Stored data entries
============
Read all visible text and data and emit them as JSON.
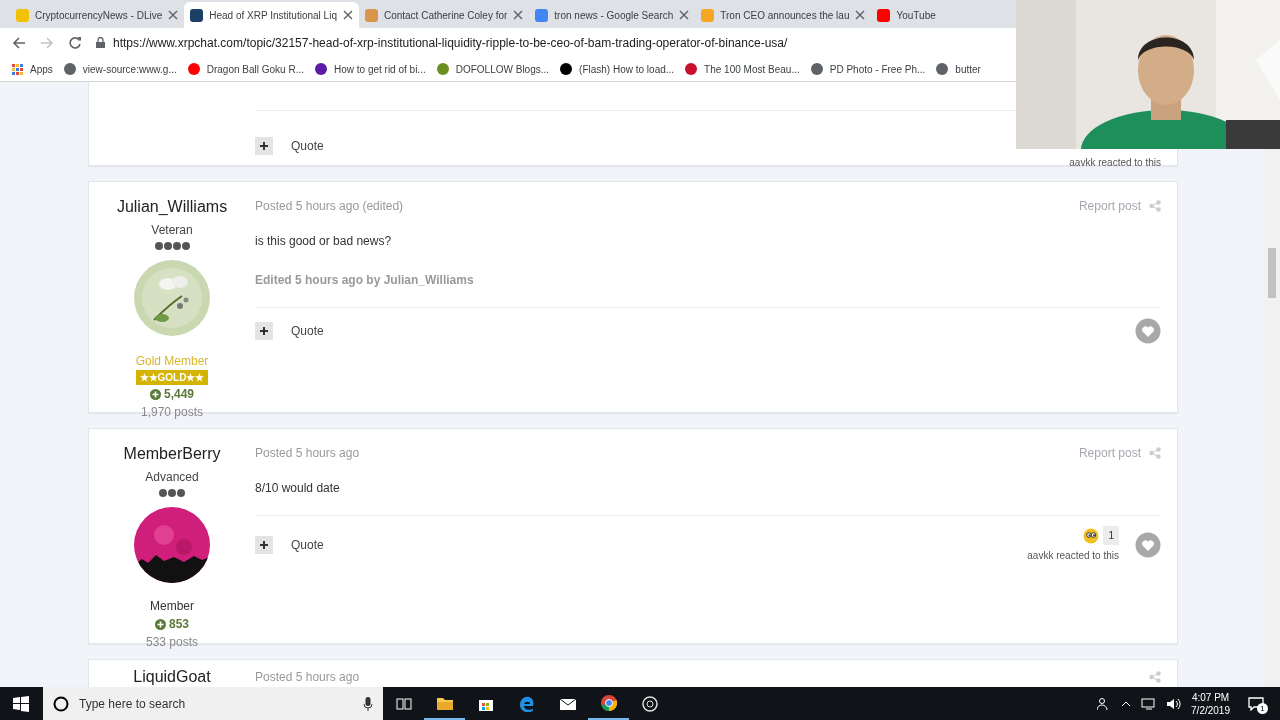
{
  "browser": {
    "tabs": [
      {
        "title": "CryptocurrencyNews - DLive",
        "selected": false
      },
      {
        "title": "Head of XRP Institutional Liq",
        "selected": true
      },
      {
        "title": "Contact Catherine Coley for",
        "selected": false
      },
      {
        "title": "tron news - Google Search",
        "selected": false
      },
      {
        "title": "Tron CEO announces the lau",
        "selected": false
      },
      {
        "title": "YouTube",
        "selected": false
      }
    ],
    "url": "https://www.xrpchat.com/topic/32157-head-of-xrp-institutional-liquidity-ripple-to-be-ceo-of-bam-trading-operator-of-binance-usa/",
    "bookmarks": [
      {
        "label": "Apps"
      },
      {
        "label": "view-source:www.g..."
      },
      {
        "label": "Dragon Ball Goku R..."
      },
      {
        "label": "How to get rid of bi..."
      },
      {
        "label": "DOFOLLOW Blogs..."
      },
      {
        "label": "(Flash) How to load..."
      },
      {
        "label": "The 100 Most Beau..."
      },
      {
        "label": "PD Photo - Free Ph..."
      },
      {
        "label": "butter"
      }
    ]
  },
  "posts": [
    {
      "kind": "partial",
      "quote": "Quote",
      "reaction_note": "aavkk reacted to this"
    },
    {
      "kind": "full",
      "author": "Julian_Williams",
      "rank": "Veteran",
      "stars": 4,
      "group": "Gold Member",
      "group_badge": "★★GOLD★★",
      "reputation": "5,449",
      "post_count": "1,970 posts",
      "posted": "Posted 5 hours ago (edited)",
      "report": "Report post",
      "content": "is this good or bad news?",
      "edited": "Edited 5 hours ago by Julian_Williams",
      "quote": "Quote"
    },
    {
      "kind": "full",
      "author": "MemberBerry",
      "rank": "Advanced",
      "stars": 3,
      "group": "Member",
      "reputation": "853",
      "post_count": "533 posts",
      "posted": "Posted 5 hours ago",
      "report": "Report post",
      "content": "8/10 would date",
      "quote": "Quote",
      "reaction_count": "1",
      "reaction_note": "aavkk reacted to this"
    },
    {
      "kind": "cut",
      "author": "LiquidGoat",
      "posted": "Posted 5 hours ago"
    }
  ],
  "taskbar": {
    "search_placeholder": "Type here to search",
    "time": "4:07 PM",
    "date": "7/2/2019",
    "notification_count": "1"
  }
}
============
Every line above should be returned word for word, with the pictures left behind.

OUTPUT OF THE TASK:
Read all visible text and data and emit them as JSON.
{
  "browser": {
    "tabs": [
      {
        "title": "CryptocurrencyNews - DLive",
        "selected": false
      },
      {
        "title": "Head of XRP Institutional Liq",
        "selected": true
      },
      {
        "title": "Contact Catherine Coley for",
        "selected": false
      },
      {
        "title": "tron news - Google Search",
        "selected": false
      },
      {
        "title": "Tron CEO announces the lau",
        "selected": false
      },
      {
        "title": "YouTube",
        "selected": false
      }
    ],
    "url": "https://www.xrpchat.com/topic/32157-head-of-xrp-institutional-liquidity-ripple-to-be-ceo-of-bam-trading-operator-of-binance-usa/",
    "bookmarks": [
      {
        "label": "Apps"
      },
      {
        "label": "view-source:www.g..."
      },
      {
        "label": "Dragon Ball Goku R..."
      },
      {
        "label": "How to get rid of bi..."
      },
      {
        "label": "DOFOLLOW Blogs..."
      },
      {
        "label": "(Flash) How to load..."
      },
      {
        "label": "The 100 Most Beau..."
      },
      {
        "label": "PD Photo - Free Ph..."
      },
      {
        "label": "butter"
      }
    ]
  },
  "posts": [
    {
      "kind": "partial",
      "quote": "Quote",
      "reaction_note": "aavkk reacted to this"
    },
    {
      "kind": "full",
      "author": "Julian_Williams",
      "rank": "Veteran",
      "stars": 4,
      "group": "Gold Member",
      "group_badge": "★★GOLD★★",
      "reputation": "5,449",
      "post_count": "1,970 posts",
      "posted": "Posted 5 hours ago (edited)",
      "report": "Report post",
      "content": "is this good or bad news?",
      "edited": "Edited 5 hours ago by Julian_Williams",
      "quote": "Quote"
    },
    {
      "kind": "full",
      "author": "MemberBerry",
      "rank": "Advanced",
      "stars": 3,
      "group": "Member",
      "reputation": "853",
      "post_count": "533 posts",
      "posted": "Posted 5 hours ago",
      "report": "Report post",
      "content": "8/10 would date",
      "quote": "Quote",
      "reaction_count": "1",
      "reaction_note": "aavkk reacted to this"
    },
    {
      "kind": "cut",
      "author": "LiquidGoat",
      "posted": "Posted 5 hours ago"
    }
  ],
  "taskbar": {
    "search_placeholder": "Type here to search",
    "time": "4:07 PM",
    "date": "7/2/2019",
    "notification_count": "1"
  }
}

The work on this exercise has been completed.